Problem requirements:
Extract the full set of records, then give each one again exactly.

------ Input records ------

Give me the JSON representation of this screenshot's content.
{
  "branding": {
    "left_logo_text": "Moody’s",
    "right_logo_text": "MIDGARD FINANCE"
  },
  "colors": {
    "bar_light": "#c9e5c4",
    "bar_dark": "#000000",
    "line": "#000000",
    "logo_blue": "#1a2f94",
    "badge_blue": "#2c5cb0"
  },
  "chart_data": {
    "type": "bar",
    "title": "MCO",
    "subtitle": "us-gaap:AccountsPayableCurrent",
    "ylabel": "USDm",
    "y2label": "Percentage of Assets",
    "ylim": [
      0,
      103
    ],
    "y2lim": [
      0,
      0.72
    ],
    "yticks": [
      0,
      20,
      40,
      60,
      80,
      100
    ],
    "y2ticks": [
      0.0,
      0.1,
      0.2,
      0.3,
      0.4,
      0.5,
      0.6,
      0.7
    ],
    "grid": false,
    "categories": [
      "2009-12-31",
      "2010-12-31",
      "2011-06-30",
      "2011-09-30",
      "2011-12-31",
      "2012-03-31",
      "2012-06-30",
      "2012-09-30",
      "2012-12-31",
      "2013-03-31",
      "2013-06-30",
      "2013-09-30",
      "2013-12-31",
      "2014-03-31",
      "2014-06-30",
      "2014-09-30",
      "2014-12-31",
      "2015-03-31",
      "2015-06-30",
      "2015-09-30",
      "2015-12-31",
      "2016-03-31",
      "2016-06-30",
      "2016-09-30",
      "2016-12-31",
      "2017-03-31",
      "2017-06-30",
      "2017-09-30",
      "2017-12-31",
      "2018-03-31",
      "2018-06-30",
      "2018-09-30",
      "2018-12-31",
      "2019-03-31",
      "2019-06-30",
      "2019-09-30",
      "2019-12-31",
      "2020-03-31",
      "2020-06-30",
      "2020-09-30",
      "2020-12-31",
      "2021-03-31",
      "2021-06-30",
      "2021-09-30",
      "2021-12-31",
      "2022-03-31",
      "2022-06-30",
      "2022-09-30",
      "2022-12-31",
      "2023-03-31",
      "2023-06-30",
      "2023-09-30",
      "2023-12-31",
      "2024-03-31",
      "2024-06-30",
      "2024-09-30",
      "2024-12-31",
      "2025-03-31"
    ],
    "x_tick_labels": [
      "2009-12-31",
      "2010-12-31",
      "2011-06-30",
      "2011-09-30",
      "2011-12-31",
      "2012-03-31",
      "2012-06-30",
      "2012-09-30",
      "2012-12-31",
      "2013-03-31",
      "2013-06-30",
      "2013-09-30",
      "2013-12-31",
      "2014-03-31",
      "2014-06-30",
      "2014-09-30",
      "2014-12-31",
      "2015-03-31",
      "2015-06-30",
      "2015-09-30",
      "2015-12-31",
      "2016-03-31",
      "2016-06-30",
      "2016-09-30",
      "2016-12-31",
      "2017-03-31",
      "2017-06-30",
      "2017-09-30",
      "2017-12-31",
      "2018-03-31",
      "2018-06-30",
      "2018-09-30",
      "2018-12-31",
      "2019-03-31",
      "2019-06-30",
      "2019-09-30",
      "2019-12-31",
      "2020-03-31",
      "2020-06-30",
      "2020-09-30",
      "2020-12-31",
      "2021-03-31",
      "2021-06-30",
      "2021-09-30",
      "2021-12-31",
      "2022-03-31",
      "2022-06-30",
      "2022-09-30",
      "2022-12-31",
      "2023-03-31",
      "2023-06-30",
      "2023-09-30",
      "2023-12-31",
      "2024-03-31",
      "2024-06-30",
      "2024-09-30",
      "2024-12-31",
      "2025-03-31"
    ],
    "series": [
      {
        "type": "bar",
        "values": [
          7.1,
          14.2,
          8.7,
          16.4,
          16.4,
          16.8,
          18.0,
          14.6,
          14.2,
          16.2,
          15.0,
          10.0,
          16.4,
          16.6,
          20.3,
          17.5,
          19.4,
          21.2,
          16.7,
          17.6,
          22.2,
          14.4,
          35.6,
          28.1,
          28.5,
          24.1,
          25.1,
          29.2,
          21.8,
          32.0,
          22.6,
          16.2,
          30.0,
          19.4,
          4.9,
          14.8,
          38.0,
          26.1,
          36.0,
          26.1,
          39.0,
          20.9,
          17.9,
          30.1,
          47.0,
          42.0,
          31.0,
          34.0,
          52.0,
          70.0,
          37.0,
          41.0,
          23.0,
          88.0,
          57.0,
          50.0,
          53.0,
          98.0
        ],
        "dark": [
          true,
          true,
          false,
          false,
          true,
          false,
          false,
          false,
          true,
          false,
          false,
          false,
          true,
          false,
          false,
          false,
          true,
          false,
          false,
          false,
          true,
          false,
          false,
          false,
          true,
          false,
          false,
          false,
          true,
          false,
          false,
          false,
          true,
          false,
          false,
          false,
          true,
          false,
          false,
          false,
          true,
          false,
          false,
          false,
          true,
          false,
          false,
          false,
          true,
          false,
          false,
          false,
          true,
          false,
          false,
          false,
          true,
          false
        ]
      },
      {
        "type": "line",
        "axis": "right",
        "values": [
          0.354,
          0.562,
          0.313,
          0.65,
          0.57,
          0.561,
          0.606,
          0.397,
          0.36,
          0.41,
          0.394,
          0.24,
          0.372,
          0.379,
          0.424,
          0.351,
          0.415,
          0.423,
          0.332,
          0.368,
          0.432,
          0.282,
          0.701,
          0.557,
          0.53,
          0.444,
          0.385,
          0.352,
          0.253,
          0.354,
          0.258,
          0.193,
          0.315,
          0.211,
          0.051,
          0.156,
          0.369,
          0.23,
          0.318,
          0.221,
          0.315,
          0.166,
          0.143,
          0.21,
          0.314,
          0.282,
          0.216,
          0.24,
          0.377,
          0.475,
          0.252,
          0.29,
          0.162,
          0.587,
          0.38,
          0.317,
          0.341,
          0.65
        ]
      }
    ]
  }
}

------

Result of the exercise:
Give me the JSON representation of this screenshot's content.
{
  "branding": {
    "left_logo_text": "Moody’s",
    "right_logo_text": "MIDGARD FINANCE"
  },
  "colors": {
    "bar_light": "#c9e5c4",
    "bar_dark": "#000000",
    "line": "#000000",
    "logo_blue": "#1a2f94",
    "badge_blue": "#2c5cb0"
  },
  "chart_data": {
    "type": "bar",
    "title": "MCO",
    "subtitle": "us-gaap:AccountsPayableCurrent",
    "ylabel": "USDm",
    "y2label": "Percentage of Assets",
    "ylim": [
      0,
      103
    ],
    "y2lim": [
      0,
      0.72
    ],
    "yticks": [
      0,
      20,
      40,
      60,
      80,
      100
    ],
    "y2ticks": [
      0.0,
      0.1,
      0.2,
      0.3,
      0.4,
      0.5,
      0.6,
      0.7
    ],
    "grid": false,
    "categories": [
      "2009-12-31",
      "2010-12-31",
      "2011-06-30",
      "2011-09-30",
      "2011-12-31",
      "2012-03-31",
      "2012-06-30",
      "2012-09-30",
      "2012-12-31",
      "2013-03-31",
      "2013-06-30",
      "2013-09-30",
      "2013-12-31",
      "2014-03-31",
      "2014-06-30",
      "2014-09-30",
      "2014-12-31",
      "2015-03-31",
      "2015-06-30",
      "2015-09-30",
      "2015-12-31",
      "2016-03-31",
      "2016-06-30",
      "2016-09-30",
      "2016-12-31",
      "2017-03-31",
      "2017-06-30",
      "2017-09-30",
      "2017-12-31",
      "2018-03-31",
      "2018-06-30",
      "2018-09-30",
      "2018-12-31",
      "2019-03-31",
      "2019-06-30",
      "2019-09-30",
      "2019-12-31",
      "2020-03-31",
      "2020-06-30",
      "2020-09-30",
      "2020-12-31",
      "2021-03-31",
      "2021-06-30",
      "2021-09-30",
      "2021-12-31",
      "2022-03-31",
      "2022-06-30",
      "2022-09-30",
      "2022-12-31",
      "2023-03-31",
      "2023-06-30",
      "2023-09-30",
      "2023-12-31",
      "2024-03-31",
      "2024-06-30",
      "2024-09-30",
      "2024-12-31",
      "2025-03-31"
    ],
    "x_tick_labels": [
      "2009-12-31",
      "2010-12-31",
      "2011-06-30",
      "2011-09-30",
      "2011-12-31",
      "2012-03-31",
      "2012-06-30",
      "2012-09-30",
      "2012-12-31",
      "2013-03-31",
      "2013-06-30",
      "2013-09-30",
      "2013-12-31",
      "2014-03-31",
      "2014-06-30",
      "2014-09-30",
      "2014-12-31",
      "2015-03-31",
      "2015-06-30",
      "2015-09-30",
      "2015-12-31",
      "2016-03-31",
      "2016-06-30",
      "2016-09-30",
      "2016-12-31",
      "2017-03-31",
      "2017-06-30",
      "2017-09-30",
      "2017-12-31",
      "2018-03-31",
      "2018-06-30",
      "2018-09-30",
      "2018-12-31",
      "2019-03-31",
      "2019-06-30",
      "2019-09-30",
      "2019-12-31",
      "2020-03-31",
      "2020-06-30",
      "2020-09-30",
      "2020-12-31",
      "2021-03-31",
      "2021-06-30",
      "2021-09-30",
      "2021-12-31",
      "2022-03-31",
      "2022-06-30",
      "2022-09-30",
      "2022-12-31",
      "2023-03-31",
      "2023-06-30",
      "2023-09-30",
      "2023-12-31",
      "2024-03-31",
      "2024-06-30",
      "2024-09-30",
      "2024-12-31",
      "2025-03-31"
    ],
    "series": [
      {
        "type": "bar",
        "values": [
          7.1,
          14.2,
          8.7,
          16.4,
          16.4,
          16.8,
          18.0,
          14.6,
          14.2,
          16.2,
          15.0,
          10.0,
          16.4,
          16.6,
          20.3,
          17.5,
          19.4,
          21.2,
          16.7,
          17.6,
          22.2,
          14.4,
          35.6,
          28.1,
          28.5,
          24.1,
          25.1,
          29.2,
          21.8,
          32.0,
          22.6,
          16.2,
          30.0,
          19.4,
          4.9,
          14.8,
          38.0,
          26.1,
          36.0,
          26.1,
          39.0,
          20.9,
          17.9,
          30.1,
          47.0,
          42.0,
          31.0,
          34.0,
          52.0,
          70.0,
          37.0,
          41.0,
          23.0,
          88.0,
          57.0,
          50.0,
          53.0,
          98.0
        ],
        "dark": [
          true,
          true,
          false,
          false,
          true,
          false,
          false,
          false,
          true,
          false,
          false,
          false,
          true,
          false,
          false,
          false,
          true,
          false,
          false,
          false,
          true,
          false,
          false,
          false,
          true,
          false,
          false,
          false,
          true,
          false,
          false,
          false,
          true,
          false,
          false,
          false,
          true,
          false,
          false,
          false,
          true,
          false,
          false,
          false,
          true,
          false,
          false,
          false,
          true,
          false,
          false,
          false,
          true,
          false,
          false,
          false,
          true,
          false
        ]
      },
      {
        "type": "line",
        "axis": "right",
        "values": [
          0.354,
          0.562,
          0.313,
          0.65,
          0.57,
          0.561,
          0.606,
          0.397,
          0.36,
          0.41,
          0.394,
          0.24,
          0.372,
          0.379,
          0.424,
          0.351,
          0.415,
          0.423,
          0.332,
          0.368,
          0.432,
          0.282,
          0.701,
          0.557,
          0.53,
          0.444,
          0.385,
          0.352,
          0.253,
          0.354,
          0.258,
          0.193,
          0.315,
          0.211,
          0.051,
          0.156,
          0.369,
          0.23,
          0.318,
          0.221,
          0.315,
          0.166,
          0.143,
          0.21,
          0.314,
          0.282,
          0.216,
          0.24,
          0.377,
          0.475,
          0.252,
          0.29,
          0.162,
          0.587,
          0.38,
          0.317,
          0.341,
          0.65
        ]
      }
    ]
  }
}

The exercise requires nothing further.